**Objectif:**
Répondez à ces questions à partir du texte sur le miracle de Tudején.
1. Jusqu'à la fin du XIe siècle, à quelle date l'église espagnole célébrait-elle la fête de saint Jacques ?
2. À quelle époque Tudején a-t-il été dépeuplé ?
3. À quelle température sont les eaux thermales qu'exploitent les Baños de Fitero ?

**Texte à lire:**
┌──

Traduction de Elvire Torguet.
La version originale de l'article sera publiée ultérieurement.



Un miracle dans les eaux thermales

Le miracle de Tudején occupe une place particulière dans le Codex Calixtinus, chapitre II du Livre I, qui contient un sermon attribué au pape Calixte II visant à exalter la fête de saint Jacques. Ce miracle est le premier d’une série de cinq miracles appelés « vindicatoires » parce que saint Jacques punit sévèrement les fautifs. Les quatre autres se situent, le premier à Albi (?), Ies deux suivants près de Besançon et le dernier à Montpellier.
 
Il s'agit d'une défense catégorique de la vénération que l'on doit à la fête du 25 juillet. Il convient de noter que jusqu'à la fin du XIe siècle, l'église espagnole célébrait la fête de saint Jacques le 30 décembre, qui commémore le transfert de ses reliques. Ici le Codex Calixtinus veut imposer la date qui est celle du rituel romain que le pape cherche à imposer en Espagne. 
 

Eaux thermales de  Tudején
Eaux thermales de Tudején


« En Espagne, près de Tudején, un paysan battit du blé sur son aire tout le jour de saint Jacques. Le lendemain soir, il se rendit dans un bain magnifique qu’avaient fait jadis les Sarrasins à proximité du château.

Comme il était dans son bain, la peau de son dos, des épaules aux reins, demeura attachée aux parois de la baignoire et, en présence de tous les spectateurs, il rendit l’âme pour avoir transgressé une si grande fête ».
 


Tudején

Carte de1140
Carte de1140
Cette carte de 1140 montre l'emplacement de Tudején qui n'existe plus aujourd'hui. Il a été dépeuplé au début du XIIIème siècle. Les quelques vestiges du village et du château se trouvent dans la municipalité de Fitero (Navarre) et à l'ouest de son centre urbain, à côté de La Rioja.

Des bains arabes de Tudején, il reste leur prolongement dans les actuels Baños de Fitero (bains de Fitero). Un établissement thermal moderne qui tire parti des affleurements volcaniques d'eaux thermales à 38 degrés.

L'enclave de Tudején était à cette époque un village de Maures et de Mozarabes qui ne célébraient pas la Saint-Jacques, précisément parce qu'ils étaient en train de battre le blé. C'est pourquoi le Codex nous livre un récit social très précis et y ajoute une description aussi concise qu'exacte du bourg, du château et des bains arabes qui y existaient.

└──

**Données enregistrées:**
┌──

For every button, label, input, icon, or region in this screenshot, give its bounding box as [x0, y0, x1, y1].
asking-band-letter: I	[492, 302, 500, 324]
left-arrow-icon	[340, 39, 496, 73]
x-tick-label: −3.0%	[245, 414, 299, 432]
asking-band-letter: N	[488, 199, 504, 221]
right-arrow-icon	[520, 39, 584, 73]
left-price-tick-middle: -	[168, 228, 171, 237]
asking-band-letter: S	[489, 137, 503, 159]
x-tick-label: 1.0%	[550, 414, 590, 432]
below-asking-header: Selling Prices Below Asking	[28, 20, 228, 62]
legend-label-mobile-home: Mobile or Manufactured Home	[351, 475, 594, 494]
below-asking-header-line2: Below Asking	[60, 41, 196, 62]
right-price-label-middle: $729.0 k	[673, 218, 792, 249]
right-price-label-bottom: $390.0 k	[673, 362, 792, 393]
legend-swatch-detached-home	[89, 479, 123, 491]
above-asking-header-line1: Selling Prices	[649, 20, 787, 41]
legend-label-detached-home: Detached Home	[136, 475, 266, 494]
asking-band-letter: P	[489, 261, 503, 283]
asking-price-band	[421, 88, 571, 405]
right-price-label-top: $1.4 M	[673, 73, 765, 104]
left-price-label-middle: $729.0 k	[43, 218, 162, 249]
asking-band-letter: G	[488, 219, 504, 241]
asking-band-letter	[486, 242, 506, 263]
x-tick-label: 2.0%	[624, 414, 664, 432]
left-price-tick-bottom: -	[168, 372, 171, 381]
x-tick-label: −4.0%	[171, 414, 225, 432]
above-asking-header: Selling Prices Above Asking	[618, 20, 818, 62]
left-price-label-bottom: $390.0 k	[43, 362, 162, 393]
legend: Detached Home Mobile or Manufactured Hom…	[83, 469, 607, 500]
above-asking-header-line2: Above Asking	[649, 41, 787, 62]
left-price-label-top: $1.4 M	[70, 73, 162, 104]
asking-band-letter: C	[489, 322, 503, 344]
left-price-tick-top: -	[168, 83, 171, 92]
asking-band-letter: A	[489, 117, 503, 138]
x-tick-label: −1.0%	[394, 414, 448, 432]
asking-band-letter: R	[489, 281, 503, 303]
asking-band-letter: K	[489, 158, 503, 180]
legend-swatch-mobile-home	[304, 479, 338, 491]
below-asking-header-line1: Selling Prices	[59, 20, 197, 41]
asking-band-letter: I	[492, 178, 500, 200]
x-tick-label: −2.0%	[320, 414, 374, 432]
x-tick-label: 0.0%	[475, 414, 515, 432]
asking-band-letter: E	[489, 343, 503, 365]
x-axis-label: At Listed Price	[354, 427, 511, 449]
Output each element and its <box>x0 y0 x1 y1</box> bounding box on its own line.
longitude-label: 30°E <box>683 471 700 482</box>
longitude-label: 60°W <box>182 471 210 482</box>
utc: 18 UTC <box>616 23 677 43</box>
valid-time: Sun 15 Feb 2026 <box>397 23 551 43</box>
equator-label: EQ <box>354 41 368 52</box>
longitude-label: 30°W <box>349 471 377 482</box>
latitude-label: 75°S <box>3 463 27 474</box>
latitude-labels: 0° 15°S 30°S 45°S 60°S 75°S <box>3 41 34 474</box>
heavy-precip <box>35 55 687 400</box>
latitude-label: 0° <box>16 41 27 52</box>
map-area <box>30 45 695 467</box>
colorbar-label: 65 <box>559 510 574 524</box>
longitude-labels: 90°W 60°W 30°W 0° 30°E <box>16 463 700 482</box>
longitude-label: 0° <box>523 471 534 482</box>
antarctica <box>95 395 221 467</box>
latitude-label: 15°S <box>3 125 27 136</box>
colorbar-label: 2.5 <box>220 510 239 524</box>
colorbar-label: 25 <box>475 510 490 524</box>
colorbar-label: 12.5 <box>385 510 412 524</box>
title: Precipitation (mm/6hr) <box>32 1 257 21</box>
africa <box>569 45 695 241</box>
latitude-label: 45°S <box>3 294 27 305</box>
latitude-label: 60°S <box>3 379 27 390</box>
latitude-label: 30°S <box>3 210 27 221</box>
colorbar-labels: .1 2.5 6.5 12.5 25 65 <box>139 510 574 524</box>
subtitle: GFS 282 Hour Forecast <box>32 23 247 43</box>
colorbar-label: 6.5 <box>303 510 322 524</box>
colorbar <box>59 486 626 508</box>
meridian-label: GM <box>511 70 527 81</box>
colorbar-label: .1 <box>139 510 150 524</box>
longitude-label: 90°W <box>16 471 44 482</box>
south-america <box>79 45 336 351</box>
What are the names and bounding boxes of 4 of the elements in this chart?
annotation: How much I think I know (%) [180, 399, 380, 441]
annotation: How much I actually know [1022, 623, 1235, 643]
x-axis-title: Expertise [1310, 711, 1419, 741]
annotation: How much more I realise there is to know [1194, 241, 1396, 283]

└──

**Réponse:**
1. Le 30 décembre.
2. Au début du XIIIe siècle.
3. À 38 degrés.